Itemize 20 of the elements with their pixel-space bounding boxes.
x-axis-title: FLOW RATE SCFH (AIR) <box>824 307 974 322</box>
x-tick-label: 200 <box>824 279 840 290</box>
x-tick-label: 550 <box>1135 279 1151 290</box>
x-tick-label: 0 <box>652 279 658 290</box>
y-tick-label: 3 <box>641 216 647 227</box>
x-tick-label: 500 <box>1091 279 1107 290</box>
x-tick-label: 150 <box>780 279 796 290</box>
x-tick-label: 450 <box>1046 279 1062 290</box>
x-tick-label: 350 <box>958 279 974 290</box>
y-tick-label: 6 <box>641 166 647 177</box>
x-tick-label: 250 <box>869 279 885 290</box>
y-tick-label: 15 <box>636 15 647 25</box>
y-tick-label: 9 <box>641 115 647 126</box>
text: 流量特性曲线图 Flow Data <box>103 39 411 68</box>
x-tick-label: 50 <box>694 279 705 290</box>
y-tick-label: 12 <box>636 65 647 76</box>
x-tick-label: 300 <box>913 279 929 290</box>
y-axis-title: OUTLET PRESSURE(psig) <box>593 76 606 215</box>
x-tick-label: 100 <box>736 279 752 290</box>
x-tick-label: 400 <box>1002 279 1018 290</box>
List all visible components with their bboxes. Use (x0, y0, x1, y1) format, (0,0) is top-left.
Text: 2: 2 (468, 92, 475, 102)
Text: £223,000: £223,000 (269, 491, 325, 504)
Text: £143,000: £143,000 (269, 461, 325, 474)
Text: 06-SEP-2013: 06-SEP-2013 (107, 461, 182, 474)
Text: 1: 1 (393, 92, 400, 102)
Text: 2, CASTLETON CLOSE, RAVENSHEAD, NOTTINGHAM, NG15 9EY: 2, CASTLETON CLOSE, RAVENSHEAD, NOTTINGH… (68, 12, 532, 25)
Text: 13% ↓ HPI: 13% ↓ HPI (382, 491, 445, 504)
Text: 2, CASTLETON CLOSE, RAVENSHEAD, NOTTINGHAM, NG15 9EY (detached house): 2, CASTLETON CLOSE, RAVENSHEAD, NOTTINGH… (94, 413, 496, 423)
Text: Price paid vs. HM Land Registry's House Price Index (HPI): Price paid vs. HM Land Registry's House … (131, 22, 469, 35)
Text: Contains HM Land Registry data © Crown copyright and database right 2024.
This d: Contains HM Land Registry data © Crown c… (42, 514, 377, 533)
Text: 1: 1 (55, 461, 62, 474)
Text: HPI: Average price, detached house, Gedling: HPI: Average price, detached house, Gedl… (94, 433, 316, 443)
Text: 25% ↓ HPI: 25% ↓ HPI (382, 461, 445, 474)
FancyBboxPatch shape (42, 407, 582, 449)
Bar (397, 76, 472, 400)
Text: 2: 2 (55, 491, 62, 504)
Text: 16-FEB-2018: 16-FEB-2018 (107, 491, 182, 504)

______

What is being asked:
Arrange every line above as a Markdown table with two columns, Row and Line Text, numbering the rows in order and skipping any blank lines.

The reply:
| Row | Line Text |
|---|---|
| 1 | Itemize 20 of the elements with their pixel-space bounding boxes. |
| 2 | x-axis-title: FLOW RATE SCFH (AIR) <box>824 307 974 322</box> |
| 3 | x-tick-label: 200 <box>824 279 840 290</box> |
| 4 | x-tick-label: 550 <box>1135 279 1151 290</box> |
| 5 | x-tick-label: 0 <box>652 279 658 290</box> |
| 6 | y-tick-label: 3 <box>641 216 647 227</box> |
| 7 | x-tick-label: 500 <box>1091 279 1107 290</box> |
| 8 | x-tick-label: 150 <box>780 279 796 290</box> |
| 9 | x-tick-label: 450 <box>1046 279 1062 290</box> |
| 10 | x-tick-label: 350 <box>958 279 974 290</box> |
| 11 | y-tick-label: 6 <box>641 166 647 177</box> |
| 12 | x-tick-label: 250 <box>869 279 885 290</box> |
| 13 | y-tick-label: 15 <box>636 15 647 25</box> |
| 14 | y-tick-label: 9 <box>641 115 647 126</box> |
| 15 | text: 流量特性曲线图 Flow Data <box>103 39 411 68</box> |
| 16 | x-tick-label: 50 <box>694 279 705 290</box> |
| 17 | y-tick-label: 12 <box>636 65 647 76</box> |
| 18 | x-tick-label: 300 <box>913 279 929 290</box> |
| 19 | y-axis-title: OUTLET PRESSURE(psig) <box>593 76 606 215</box> |
| 20 | x-tick-label: 100 <box>736 279 752 290</box> |
| 21 | x-tick-label: 400 <box>1002 279 1018 290</box> |
| 22 | List all visible components with their bboxes. Use (x0, y0, x1, y1) format, (0,0) is top-left. |
| 23 | Text: 2: 2 (468, 92, 475, 102) |
| 24 | Text: £223,000: £223,000 (269, 491, 325, 504) |
| 25 | Text: £143,000: £143,000 (269, 461, 325, 474) |
| 26 | Text: 06-SEP-2013: 06-SEP-2013 (107, 461, 182, 474) |
| 27 | Text: 1: 1 (393, 92, 400, 102) |
| 28 | Text: 2, CASTLETON CLOSE, RAVENSHEAD, NOTTINGHAM, NG15 9EY: 2, CASTLETON CLOSE, RAVENSHEAD, NOTTINGH… (68, 12, 532, 25) |
| 29 | Text: 13% ↓ HPI: 13% ↓ HPI (382, 491, 445, 504) |
| 30 | Text: 2, CASTLETON CLOSE, RAVENSHEAD, NOTTINGHAM, NG15 9EY (detached house): 2, CASTLETON CLOSE, RAVENSHEAD, NOTTINGH… (94, 413, 496, 423) |
| 31 | Text: Price paid vs. HM Land Registry's House Price Index (HPI): Price paid vs. HM Land Registry's House … (131, 22, 469, 35) |
| 32 | Text: Contains HM Land Registry data © Crown copyright and database right 2024. |
| 33 | This d: Contains HM Land Registry data © Crown c… (42, 514, 377, 533) |
| 34 | Text: 1: 1 (55, 461, 62, 474) |
| 35 | Text: HPI: Average price, detached house, Gedling: HPI: Average price, detached house, Gedl… (94, 433, 316, 443) |
| 36 | Text: 25% ↓ HPI: 25% ↓ HPI (382, 461, 445, 474) |
| 37 | FancyBboxPatch shape (42, 407, 582, 449) |
| 38 | Bar (397, 76, 472, 400) |
| 39 | Text: 2: 2 (55, 491, 62, 504) |
| 40 | Text: 16-FEB-2018: 16-FEB-2018 (107, 491, 182, 504) |